>> start Records to process

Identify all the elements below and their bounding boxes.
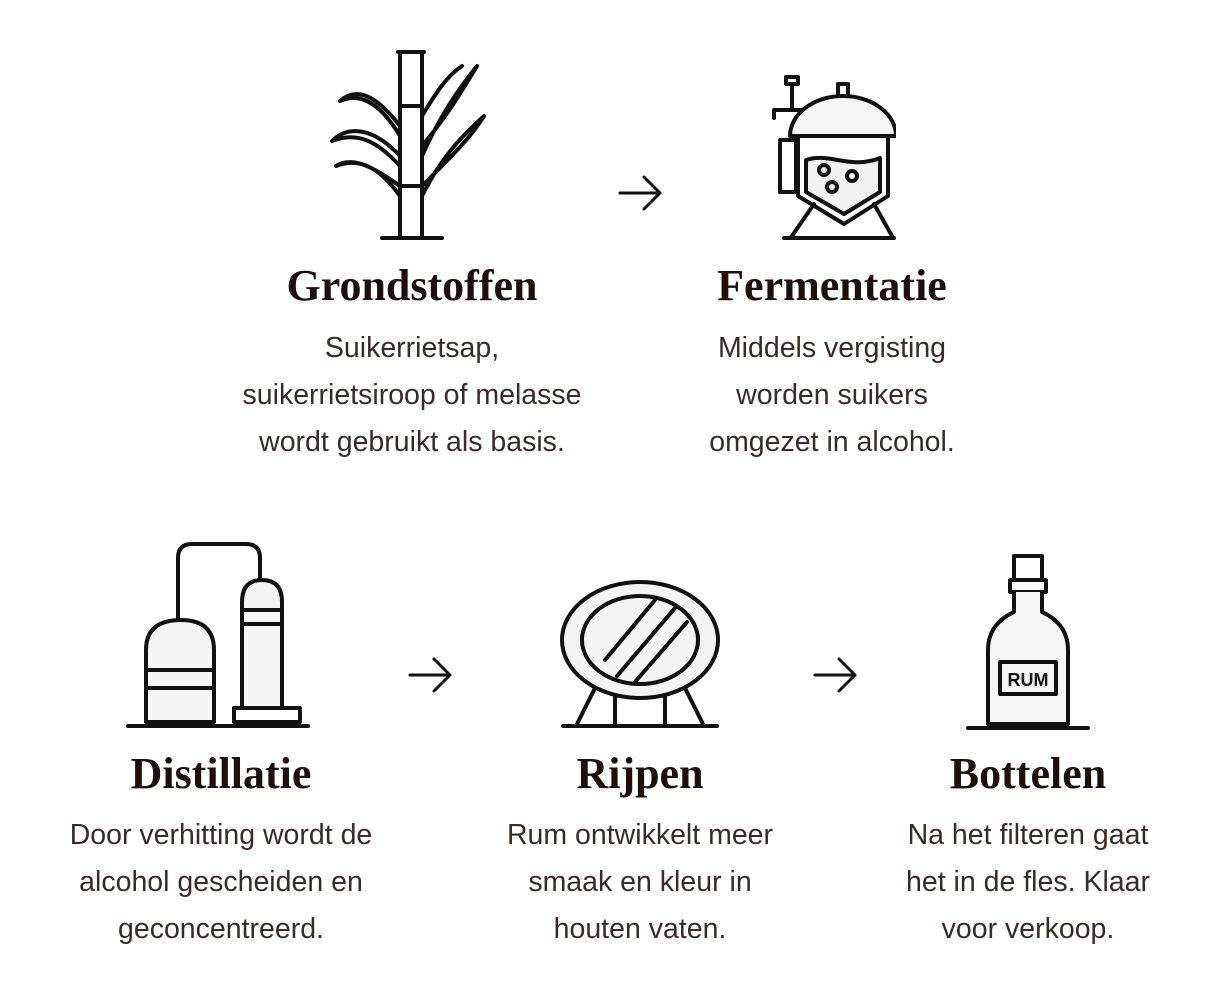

>> end Records to process
>> start Records to process

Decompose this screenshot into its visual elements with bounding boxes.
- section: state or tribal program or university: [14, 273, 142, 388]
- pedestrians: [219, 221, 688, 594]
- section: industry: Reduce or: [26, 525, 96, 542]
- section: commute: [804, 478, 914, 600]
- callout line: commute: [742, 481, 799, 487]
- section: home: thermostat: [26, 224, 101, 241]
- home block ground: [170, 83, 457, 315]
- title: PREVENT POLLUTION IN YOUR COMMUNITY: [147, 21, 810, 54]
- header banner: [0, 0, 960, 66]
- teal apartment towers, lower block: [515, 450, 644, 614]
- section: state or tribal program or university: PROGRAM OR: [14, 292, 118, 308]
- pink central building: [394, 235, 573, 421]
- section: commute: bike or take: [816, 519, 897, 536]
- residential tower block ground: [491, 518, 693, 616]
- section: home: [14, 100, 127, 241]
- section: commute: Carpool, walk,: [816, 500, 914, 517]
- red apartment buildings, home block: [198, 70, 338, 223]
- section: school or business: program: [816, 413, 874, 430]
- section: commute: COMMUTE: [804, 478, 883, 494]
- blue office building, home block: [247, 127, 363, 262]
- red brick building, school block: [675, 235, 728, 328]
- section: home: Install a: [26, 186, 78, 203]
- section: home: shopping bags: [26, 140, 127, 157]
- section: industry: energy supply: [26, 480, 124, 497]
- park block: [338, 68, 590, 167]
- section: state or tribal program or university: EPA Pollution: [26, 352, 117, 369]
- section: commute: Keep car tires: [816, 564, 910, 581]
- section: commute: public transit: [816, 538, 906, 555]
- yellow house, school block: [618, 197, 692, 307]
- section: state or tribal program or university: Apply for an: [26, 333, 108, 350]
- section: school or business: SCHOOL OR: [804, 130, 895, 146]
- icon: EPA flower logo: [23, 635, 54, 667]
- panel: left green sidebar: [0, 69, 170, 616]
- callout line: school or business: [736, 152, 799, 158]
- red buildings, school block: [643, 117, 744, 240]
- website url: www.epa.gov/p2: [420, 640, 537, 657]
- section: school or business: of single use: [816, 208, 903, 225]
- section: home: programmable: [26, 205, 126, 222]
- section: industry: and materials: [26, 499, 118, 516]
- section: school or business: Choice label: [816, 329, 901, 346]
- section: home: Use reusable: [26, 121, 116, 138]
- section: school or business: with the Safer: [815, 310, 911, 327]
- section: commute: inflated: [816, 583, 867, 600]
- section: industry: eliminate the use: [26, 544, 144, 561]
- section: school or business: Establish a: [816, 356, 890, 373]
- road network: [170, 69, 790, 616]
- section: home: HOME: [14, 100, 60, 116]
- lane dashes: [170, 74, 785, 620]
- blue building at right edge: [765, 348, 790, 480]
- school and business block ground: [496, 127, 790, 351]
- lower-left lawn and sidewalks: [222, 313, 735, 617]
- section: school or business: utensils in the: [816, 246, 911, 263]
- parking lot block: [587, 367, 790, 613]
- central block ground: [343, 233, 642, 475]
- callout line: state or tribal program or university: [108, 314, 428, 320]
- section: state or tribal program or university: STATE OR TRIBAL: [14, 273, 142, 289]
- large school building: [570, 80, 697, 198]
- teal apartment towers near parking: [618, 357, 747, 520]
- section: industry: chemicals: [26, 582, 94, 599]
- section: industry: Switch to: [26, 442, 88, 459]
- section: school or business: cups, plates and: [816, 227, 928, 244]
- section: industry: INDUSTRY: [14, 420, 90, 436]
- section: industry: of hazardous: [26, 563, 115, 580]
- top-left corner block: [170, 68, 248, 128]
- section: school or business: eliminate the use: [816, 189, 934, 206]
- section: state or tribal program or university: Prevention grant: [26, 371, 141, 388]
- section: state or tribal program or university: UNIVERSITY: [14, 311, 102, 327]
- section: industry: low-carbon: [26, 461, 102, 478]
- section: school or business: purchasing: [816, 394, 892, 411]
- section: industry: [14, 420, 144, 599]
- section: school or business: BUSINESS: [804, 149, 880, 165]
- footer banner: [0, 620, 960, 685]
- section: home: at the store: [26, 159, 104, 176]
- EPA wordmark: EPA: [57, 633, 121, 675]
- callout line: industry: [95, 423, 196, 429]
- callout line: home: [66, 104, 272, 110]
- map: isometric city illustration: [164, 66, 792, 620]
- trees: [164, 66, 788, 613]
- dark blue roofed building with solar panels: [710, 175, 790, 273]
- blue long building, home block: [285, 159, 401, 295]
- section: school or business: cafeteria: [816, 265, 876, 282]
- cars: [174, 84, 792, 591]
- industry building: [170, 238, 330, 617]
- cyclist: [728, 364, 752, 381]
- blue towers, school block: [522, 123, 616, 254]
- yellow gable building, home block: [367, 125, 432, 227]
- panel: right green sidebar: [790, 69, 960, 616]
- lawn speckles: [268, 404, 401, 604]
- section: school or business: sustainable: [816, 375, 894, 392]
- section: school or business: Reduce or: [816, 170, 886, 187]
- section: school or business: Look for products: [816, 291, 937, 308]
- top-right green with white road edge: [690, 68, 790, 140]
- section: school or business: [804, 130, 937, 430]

>> end Records to process

__Your task__: Return the lines above verbatim, starting with the line that contains "Decompose this screenshot" and continuing through the line that contains "- section: industry: and", including both of those lines.

__Answer for this exercise__:
Decompose this screenshot into its visual elements with bounding boxes.
- section: state or tribal program or university: [14, 273, 142, 388]
- pedestrians: [219, 221, 688, 594]
- section: industry: Reduce or: [26, 525, 96, 542]
- section: commute: [804, 478, 914, 600]
- callout line: commute: [742, 481, 799, 487]
- section: home: thermostat: [26, 224, 101, 241]
- home block ground: [170, 83, 457, 315]
- title: PREVENT POLLUTION IN YOUR COMMUNITY: [147, 21, 810, 54]
- header banner: [0, 0, 960, 66]
- teal apartment towers, lower block: [515, 450, 644, 614]
- section: state or tribal program or university: PROGRAM OR: [14, 292, 118, 308]
- pink central building: [394, 235, 573, 421]
- section: commute: bike or take: [816, 519, 897, 536]
- residential tower block ground: [491, 518, 693, 616]
- section: home: [14, 100, 127, 241]
- section: commute: Carpool, walk,: [816, 500, 914, 517]
- red apartment buildings, home block: [198, 70, 338, 223]
- section: school or business: program: [816, 413, 874, 430]
- section: commute: COMMUTE: [804, 478, 883, 494]
- blue office building, home block: [247, 127, 363, 262]
- red brick building, school block: [675, 235, 728, 328]
- section: home: Install a: [26, 186, 78, 203]
- section: home: shopping bags: [26, 140, 127, 157]
- section: industry: energy supply: [26, 480, 124, 497]
- park block: [338, 68, 590, 167]
- section: state or tribal program or university: EPA Pollution: [26, 352, 117, 369]
- section: commute: Keep car tires: [816, 564, 910, 581]
- section: commute: public transit: [816, 538, 906, 555]
- yellow house, school block: [618, 197, 692, 307]
- section: state or tribal program or university: Apply for an: [26, 333, 108, 350]
- section: school or business: SCHOOL OR: [804, 130, 895, 146]
- icon: EPA flower logo: [23, 635, 54, 667]
- panel: left green sidebar: [0, 69, 170, 616]
- callout line: school or business: [736, 152, 799, 158]
- red buildings, school block: [643, 117, 744, 240]
- website url: www.epa.gov/p2: [420, 640, 537, 657]
- section: school or business: of single use: [816, 208, 903, 225]
- section: home: programmable: [26, 205, 126, 222]
- section: industry: and materials: [26, 499, 118, 516]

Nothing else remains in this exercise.